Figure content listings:
┌────────
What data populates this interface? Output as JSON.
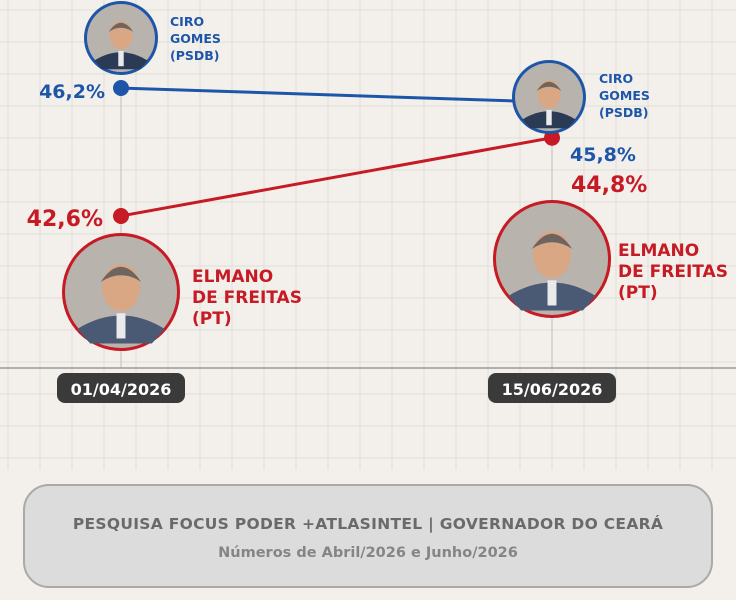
{
  "chart_data": {
    "type": "line",
    "x": [
      "01/04/2026",
      "15/06/2026"
    ],
    "series": [
      {
        "name": "CIRO GOMES (PSDB)",
        "name_lines": [
          "CIRO",
          "GOMES",
          "(PSDB)"
        ],
        "color": "#1d56a8",
        "values": [
          46.2,
          45.8
        ],
        "labels": [
          "46,2%",
          "45,8%"
        ]
      },
      {
        "name": "ELMANO DE FREITAS (PT)",
        "name_lines": [
          "ELMANO",
          "DE FREITAS",
          "(PT)"
        ],
        "color": "#c61a24",
        "values": [
          42.6,
          44.8
        ],
        "labels": [
          "42,6%",
          "44,8%"
        ]
      }
    ],
    "title": "",
    "xlabel": "",
    "ylabel": "",
    "grid": true
  },
  "footer": {
    "title": "PESQUISA FOCUS PODER +ATLASINTEL  |  GOVERNADOR DO CEARÁ",
    "subtitle": "Números de Abril/2026 e Junho/2026"
  },
  "colors": {
    "background": "#f3f0ec",
    "grid": "#e1ddd8",
    "date_pill": "#3a3a3a"
  }
}
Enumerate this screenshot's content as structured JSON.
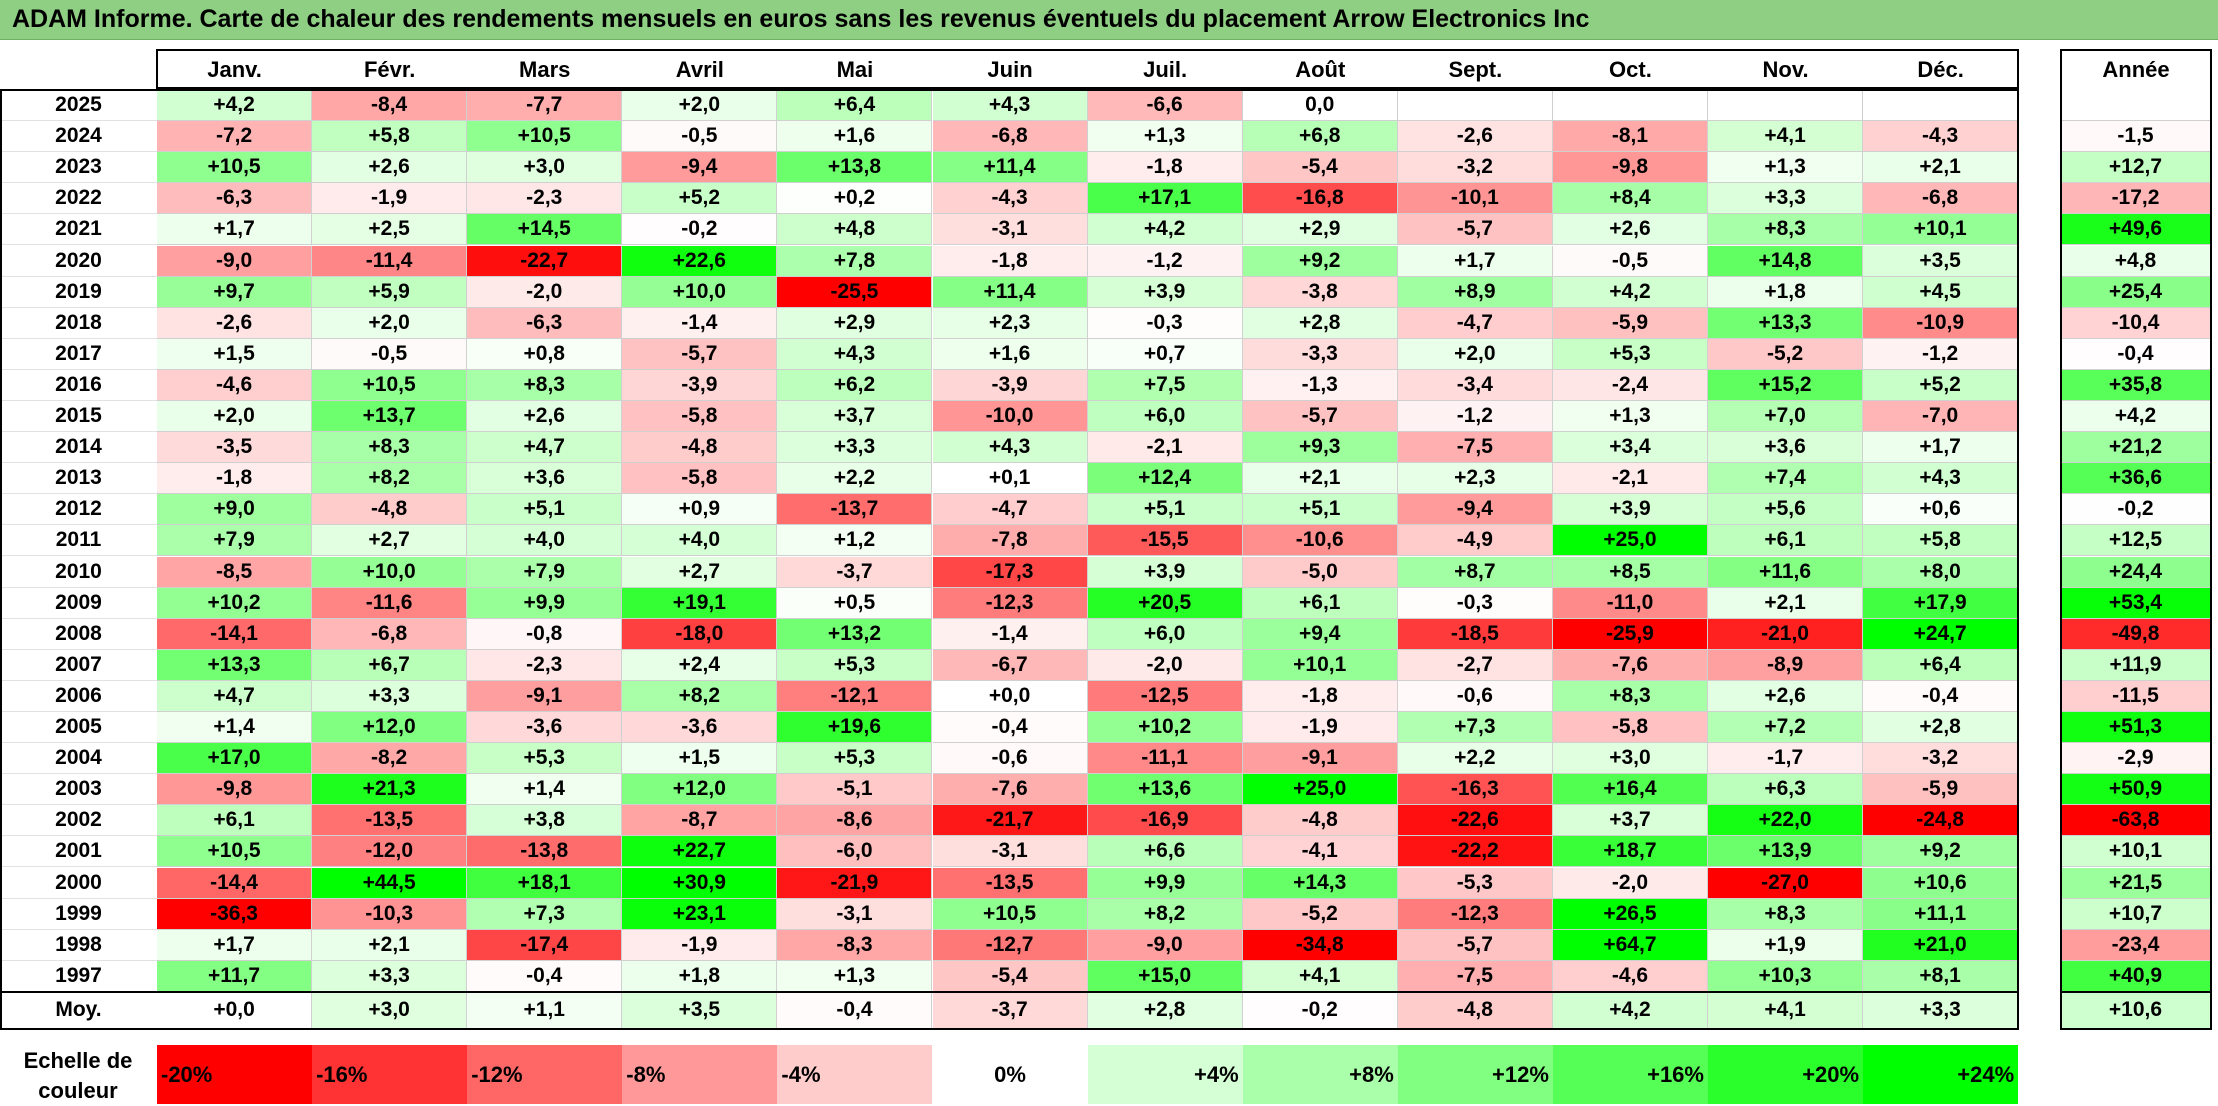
{
  "title": "ADAM Informe. Carte de chaleur des rendements mensuels en euros sans les revenus éventuels du placement Arrow Electronics Inc",
  "chart_data": {
    "type": "heatmap",
    "months": [
      "Janv.",
      "Févr.",
      "Mars",
      "Avril",
      "Mai",
      "Juin",
      "Juil.",
      "Août",
      "Sept.",
      "Oct.",
      "Nov.",
      "Déc."
    ],
    "year_header": "Année",
    "avg_label": "Moy.",
    "rows": [
      {
        "year": "2025",
        "values": [
          "+4,2",
          "-8,4",
          "-7,7",
          "+2,0",
          "+6,4",
          "+4,3",
          "-6,6",
          "0,0",
          "",
          "",
          "",
          ""
        ],
        "annual": ""
      },
      {
        "year": "2024",
        "values": [
          "-7,2",
          "+5,8",
          "+10,5",
          "-0,5",
          "+1,6",
          "-6,8",
          "+1,3",
          "+6,8",
          "-2,6",
          "-8,1",
          "+4,1",
          "-4,3"
        ],
        "annual": "-1,5"
      },
      {
        "year": "2023",
        "values": [
          "+10,5",
          "+2,6",
          "+3,0",
          "-9,4",
          "+13,8",
          "+11,4",
          "-1,8",
          "-5,4",
          "-3,2",
          "-9,8",
          "+1,3",
          "+2,1"
        ],
        "annual": "+12,7"
      },
      {
        "year": "2022",
        "values": [
          "-6,3",
          "-1,9",
          "-2,3",
          "+5,2",
          "+0,2",
          "-4,3",
          "+17,1",
          "-16,8",
          "-10,1",
          "+8,4",
          "+3,3",
          "-6,8"
        ],
        "annual": "-17,2"
      },
      {
        "year": "2021",
        "values": [
          "+1,7",
          "+2,5",
          "+14,5",
          "-0,2",
          "+4,8",
          "-3,1",
          "+4,2",
          "+2,9",
          "-5,7",
          "+2,6",
          "+8,3",
          "+10,1"
        ],
        "annual": "+49,6"
      },
      {
        "year": "2020",
        "values": [
          "-9,0",
          "-11,4",
          "-22,7",
          "+22,6",
          "+7,8",
          "-1,8",
          "-1,2",
          "+9,2",
          "+1,7",
          "-0,5",
          "+14,8",
          "+3,5"
        ],
        "annual": "+4,8"
      },
      {
        "year": "2019",
        "values": [
          "+9,7",
          "+5,9",
          "-2,0",
          "+10,0",
          "-25,5",
          "+11,4",
          "+3,9",
          "-3,8",
          "+8,9",
          "+4,2",
          "+1,8",
          "+4,5"
        ],
        "annual": "+25,4"
      },
      {
        "year": "2018",
        "values": [
          "-2,6",
          "+2,0",
          "-6,3",
          "-1,4",
          "+2,9",
          "+2,3",
          "-0,3",
          "+2,8",
          "-4,7",
          "-5,9",
          "+13,3",
          "-10,9"
        ],
        "annual": "-10,4"
      },
      {
        "year": "2017",
        "values": [
          "+1,5",
          "-0,5",
          "+0,8",
          "-5,7",
          "+4,3",
          "+1,6",
          "+0,7",
          "-3,3",
          "+2,0",
          "+5,3",
          "-5,2",
          "-1,2"
        ],
        "annual": "-0,4"
      },
      {
        "year": "2016",
        "values": [
          "-4,6",
          "+10,5",
          "+8,3",
          "-3,9",
          "+6,2",
          "-3,9",
          "+7,5",
          "-1,3",
          "-3,4",
          "-2,4",
          "+15,2",
          "+5,2"
        ],
        "annual": "+35,8"
      },
      {
        "year": "2015",
        "values": [
          "+2,0",
          "+13,7",
          "+2,6",
          "-5,8",
          "+3,7",
          "-10,0",
          "+6,0",
          "-5,7",
          "-1,2",
          "+1,3",
          "+7,0",
          "-7,0"
        ],
        "annual": "+4,2"
      },
      {
        "year": "2014",
        "values": [
          "-3,5",
          "+8,3",
          "+4,7",
          "-4,8",
          "+3,3",
          "+4,3",
          "-2,1",
          "+9,3",
          "-7,5",
          "+3,4",
          "+3,6",
          "+1,7"
        ],
        "annual": "+21,2"
      },
      {
        "year": "2013",
        "values": [
          "-1,8",
          "+8,2",
          "+3,6",
          "-5,8",
          "+2,2",
          "+0,1",
          "+12,4",
          "+2,1",
          "+2,3",
          "-2,1",
          "+7,4",
          "+4,3"
        ],
        "annual": "+36,6"
      },
      {
        "year": "2012",
        "values": [
          "+9,0",
          "-4,8",
          "+5,1",
          "+0,9",
          "-13,7",
          "-4,7",
          "+5,1",
          "+5,1",
          "-9,4",
          "+3,9",
          "+5,6",
          "+0,6"
        ],
        "annual": "-0,2"
      },
      {
        "year": "2011",
        "values": [
          "+7,9",
          "+2,7",
          "+4,0",
          "+4,0",
          "+1,2",
          "-7,8",
          "-15,5",
          "-10,6",
          "-4,9",
          "+25,0",
          "+6,1",
          "+5,8"
        ],
        "annual": "+12,5"
      },
      {
        "year": "2010",
        "values": [
          "-8,5",
          "+10,0",
          "+7,9",
          "+2,7",
          "-3,7",
          "-17,3",
          "+3,9",
          "-5,0",
          "+8,7",
          "+8,5",
          "+11,6",
          "+8,0"
        ],
        "annual": "+24,4"
      },
      {
        "year": "2009",
        "values": [
          "+10,2",
          "-11,6",
          "+9,9",
          "+19,1",
          "+0,5",
          "-12,3",
          "+20,5",
          "+6,1",
          "-0,3",
          "-11,0",
          "+2,1",
          "+17,9"
        ],
        "annual": "+53,4"
      },
      {
        "year": "2008",
        "values": [
          "-14,1",
          "-6,8",
          "-0,8",
          "-18,0",
          "+13,2",
          "-1,4",
          "+6,0",
          "+9,4",
          "-18,5",
          "-25,9",
          "-21,0",
          "+24,7"
        ],
        "annual": "-49,8"
      },
      {
        "year": "2007",
        "values": [
          "+13,3",
          "+6,7",
          "-2,3",
          "+2,4",
          "+5,3",
          "-6,7",
          "-2,0",
          "+10,1",
          "-2,7",
          "-7,6",
          "-8,9",
          "+6,4"
        ],
        "annual": "+11,9"
      },
      {
        "year": "2006",
        "values": [
          "+4,7",
          "+3,3",
          "-9,1",
          "+8,2",
          "-12,1",
          "+0,0",
          "-12,5",
          "-1,8",
          "-0,6",
          "+8,3",
          "+2,6",
          "-0,4"
        ],
        "annual": "-11,5"
      },
      {
        "year": "2005",
        "values": [
          "+1,4",
          "+12,0",
          "-3,6",
          "-3,6",
          "+19,6",
          "-0,4",
          "+10,2",
          "-1,9",
          "+7,3",
          "-5,8",
          "+7,2",
          "+2,8"
        ],
        "annual": "+51,3"
      },
      {
        "year": "2004",
        "values": [
          "+17,0",
          "-8,2",
          "+5,3",
          "+1,5",
          "+5,3",
          "-0,6",
          "-11,1",
          "-9,1",
          "+2,2",
          "+3,0",
          "-1,7",
          "-3,2"
        ],
        "annual": "-2,9"
      },
      {
        "year": "2003",
        "values": [
          "-9,8",
          "+21,3",
          "+1,4",
          "+12,0",
          "-5,1",
          "-7,6",
          "+13,6",
          "+25,0",
          "-16,3",
          "+16,4",
          "+6,3",
          "-5,9"
        ],
        "annual": "+50,9"
      },
      {
        "year": "2002",
        "values": [
          "+6,1",
          "-13,5",
          "+3,8",
          "-8,7",
          "-8,6",
          "-21,7",
          "-16,9",
          "-4,8",
          "-22,6",
          "+3,7",
          "+22,0",
          "-24,8"
        ],
        "annual": "-63,8"
      },
      {
        "year": "2001",
        "values": [
          "+10,5",
          "-12,0",
          "-13,8",
          "+22,7",
          "-6,0",
          "-3,1",
          "+6,6",
          "-4,1",
          "-22,2",
          "+18,7",
          "+13,9",
          "+9,2"
        ],
        "annual": "+10,1"
      },
      {
        "year": "2000",
        "values": [
          "-14,4",
          "+44,5",
          "+18,1",
          "+30,9",
          "-21,9",
          "-13,5",
          "+9,9",
          "+14,3",
          "-5,3",
          "-2,0",
          "-27,0",
          "+10,6"
        ],
        "annual": "+21,5"
      },
      {
        "year": "1999",
        "values": [
          "-36,3",
          "-10,3",
          "+7,3",
          "+23,1",
          "-3,1",
          "+10,5",
          "+8,2",
          "-5,2",
          "-12,3",
          "+26,5",
          "+8,3",
          "+11,1"
        ],
        "annual": "+10,7"
      },
      {
        "year": "1998",
        "values": [
          "+1,7",
          "+2,1",
          "-17,4",
          "-1,9",
          "-8,3",
          "-12,7",
          "-9,0",
          "-34,8",
          "-5,7",
          "+64,7",
          "+1,9",
          "+21,0"
        ],
        "annual": "-23,4"
      },
      {
        "year": "1997",
        "values": [
          "+11,7",
          "+3,3",
          "-0,4",
          "+1,8",
          "+1,3",
          "-5,4",
          "+15,0",
          "+4,1",
          "-7,5",
          "-4,6",
          "+10,3",
          "+8,1"
        ],
        "annual": "+40,9"
      }
    ],
    "averages": [
      "+0,0",
      "+3,0",
      "+1,1",
      "+3,5",
      "-0,4",
      "-3,7",
      "+2,8",
      "-0,2",
      "-4,8",
      "+4,2",
      "+4,1",
      "+3,3"
    ],
    "annual_average": "+10,6",
    "scale_label": "Echelle de couleur",
    "scale": [
      {
        "label": "-20%",
        "value": -20
      },
      {
        "label": "-16%",
        "value": -16
      },
      {
        "label": "-12%",
        "value": -12
      },
      {
        "label": "-8%",
        "value": -8
      },
      {
        "label": "-4%",
        "value": -4
      },
      {
        "label": "0%",
        "value": 0
      },
      {
        "label": "+4%",
        "value": 4
      },
      {
        "label": "+8%",
        "value": 8
      },
      {
        "label": "+12%",
        "value": 12
      },
      {
        "label": "+16%",
        "value": 16
      },
      {
        "label": "+20%",
        "value": 20
      },
      {
        "label": "+24%",
        "value": 24
      }
    ],
    "colors": {
      "negative_max": "#ff0000",
      "neutral": "#ffffff",
      "positive_max": "#00ff00",
      "title_bar": "#8fcf84"
    }
  }
}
└────────
■ **What you have to do**
Where a line of the data holds "this", show that line.

■ **Response to the task**
What data populates this interface? Output as JSON.
Enumerate this screenshot's content as structured JSON.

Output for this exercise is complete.